**INSTRUCTION:** Tally the lines of the data that include the word "parts" and state the total, nothing else.

Collected data entries:
++++++++++

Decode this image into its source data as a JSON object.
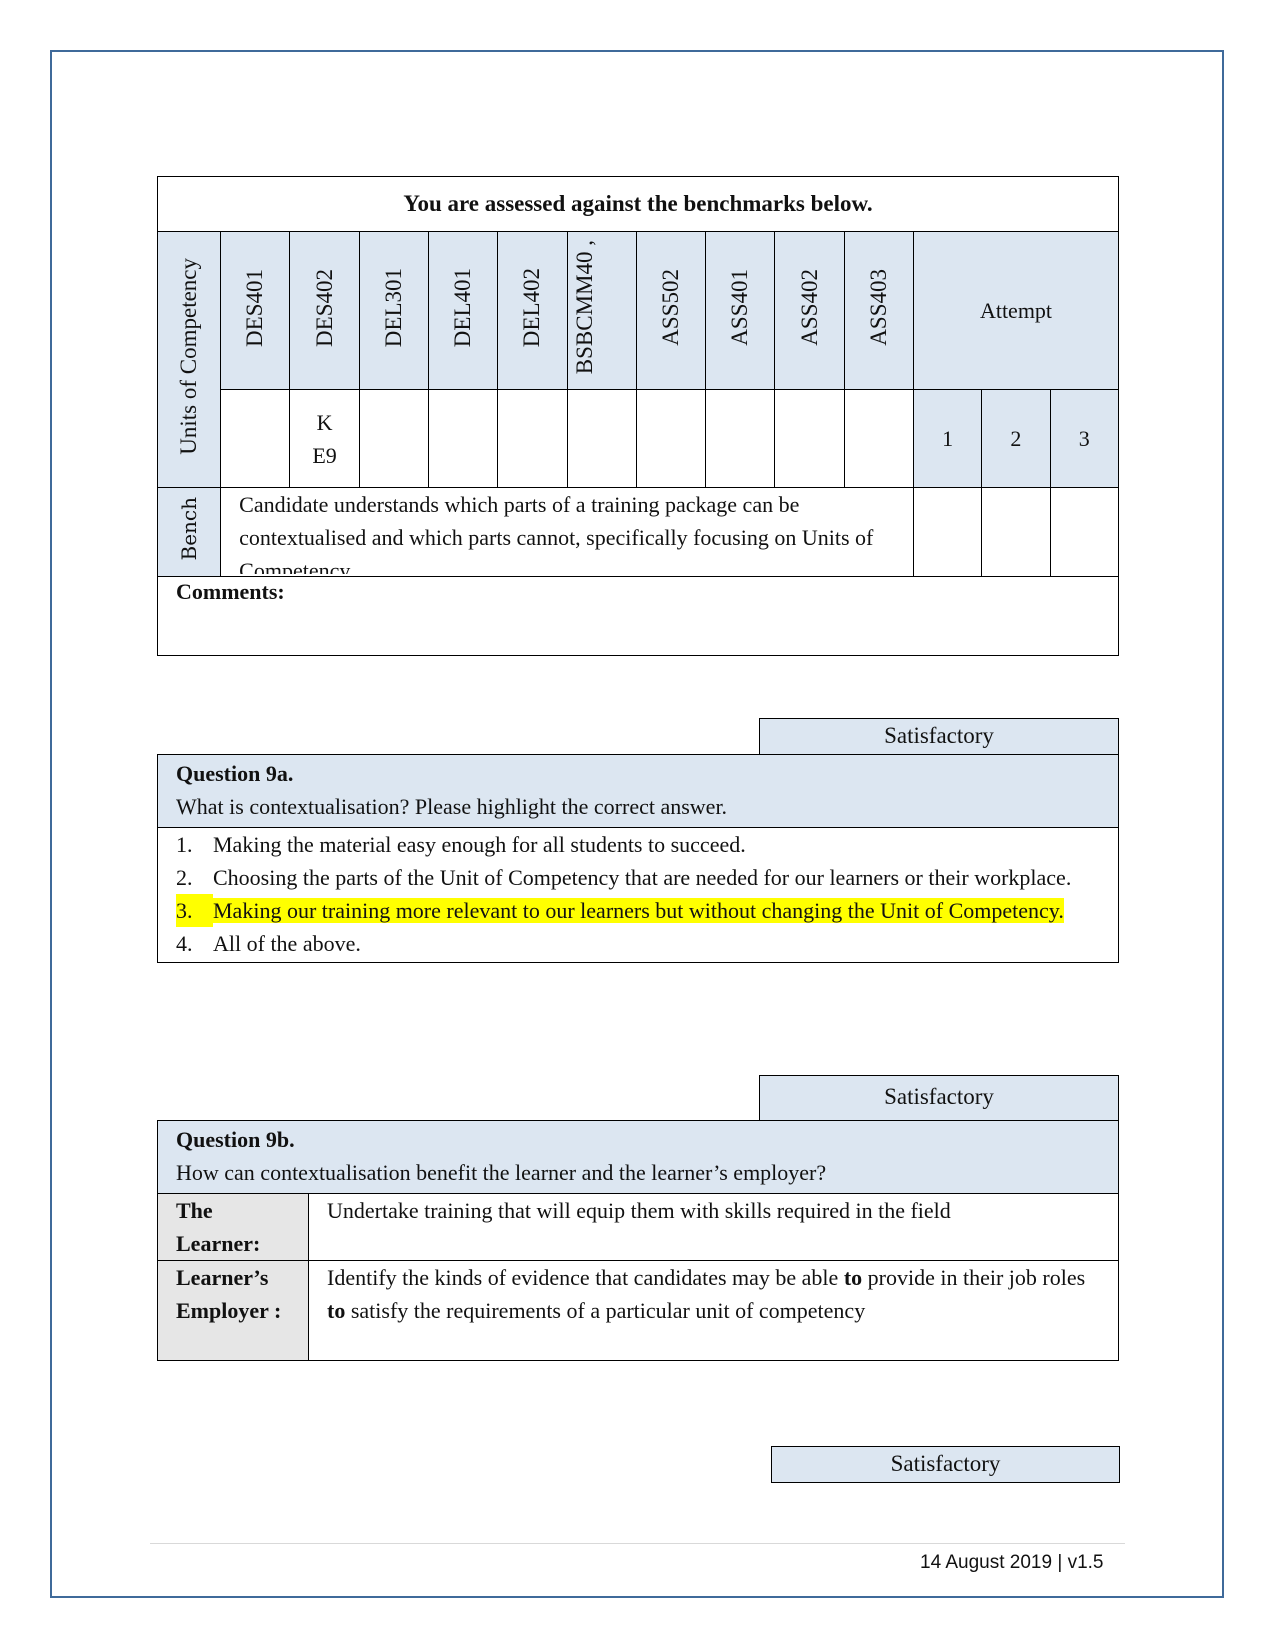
{
  "benchmark_table": {
    "title": "You are assessed against the benchmarks below.",
    "row_label": "Units of Competency",
    "units": [
      {
        "code": "DES401",
        "value": ""
      },
      {
        "code": "DES402",
        "value": "K E9"
      },
      {
        "code": "DEL301",
        "value": ""
      },
      {
        "code": "DEL401",
        "value": ""
      },
      {
        "code": "DEL402",
        "value": ""
      },
      {
        "code": "BSBCMM40 ,",
        "value": ""
      },
      {
        "code": "ASS502",
        "value": ""
      },
      {
        "code": "ASS401",
        "value": ""
      },
      {
        "code": "ASS402",
        "value": ""
      },
      {
        "code": "ASS403",
        "value": ""
      }
    ],
    "des402_value_line1": "K",
    "des402_value_line2": "E9",
    "attempt_label": "Attempt",
    "attempts": [
      "1",
      "2",
      "3"
    ],
    "bench_label": "Bench",
    "bench_text": "Candidate understands which parts of a training package can be contextualised and which parts cannot, specifically focusing on Units of Competency.",
    "comments_label": "Comments:",
    "comments_value": ""
  },
  "question_9a": {
    "status": "Satisfactory",
    "number": "Question 9a.",
    "prompt": "What is contextualisation? Please highlight the correct answer.",
    "options": [
      {
        "num": "1.",
        "text": "Making the material easy enough for all students to succeed.",
        "highlighted": false
      },
      {
        "num": "2.",
        "text": "Choosing the parts of the Unit of Competency that are needed for our learners or their workplace.",
        "highlighted": false
      },
      {
        "num": "3.",
        "text": "Making our training more relevant to our learners but without changing the Unit of Competency.",
        "highlighted": true
      },
      {
        "num": "4.",
        "text": "All of the above.",
        "highlighted": false
      }
    ]
  },
  "question_9b": {
    "status": "Satisfactory",
    "number": "Question 9b.",
    "prompt": "How can contextualisation benefit the learner and the learner’s employer?",
    "rows": [
      {
        "label": "The Learner:",
        "answer": "Undertake training that will equip them with skills required in the field"
      },
      {
        "label": "Learner’s Employer :",
        "answer_part1": "Identify the kinds of evidence that candidates may be able ",
        "answer_bold1": "to",
        "answer_part2": " provide in their job roles ",
        "answer_bold2": "to",
        "answer_part3": " satisfy the requirements of a particular unit of competency"
      }
    ]
  },
  "next_status": "Satisfactory",
  "footer": {
    "date": "14 August 2019",
    "separator": "|",
    "version": "v1.5"
  },
  "colors": {
    "page_border": "#3f6a9a",
    "header_fill": "#dce6f1",
    "label_fill": "#e6e6e6",
    "highlight": "#ffff00"
  }
}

++++++++++

**SOLUTION FOR THIS EXERCISE:** 2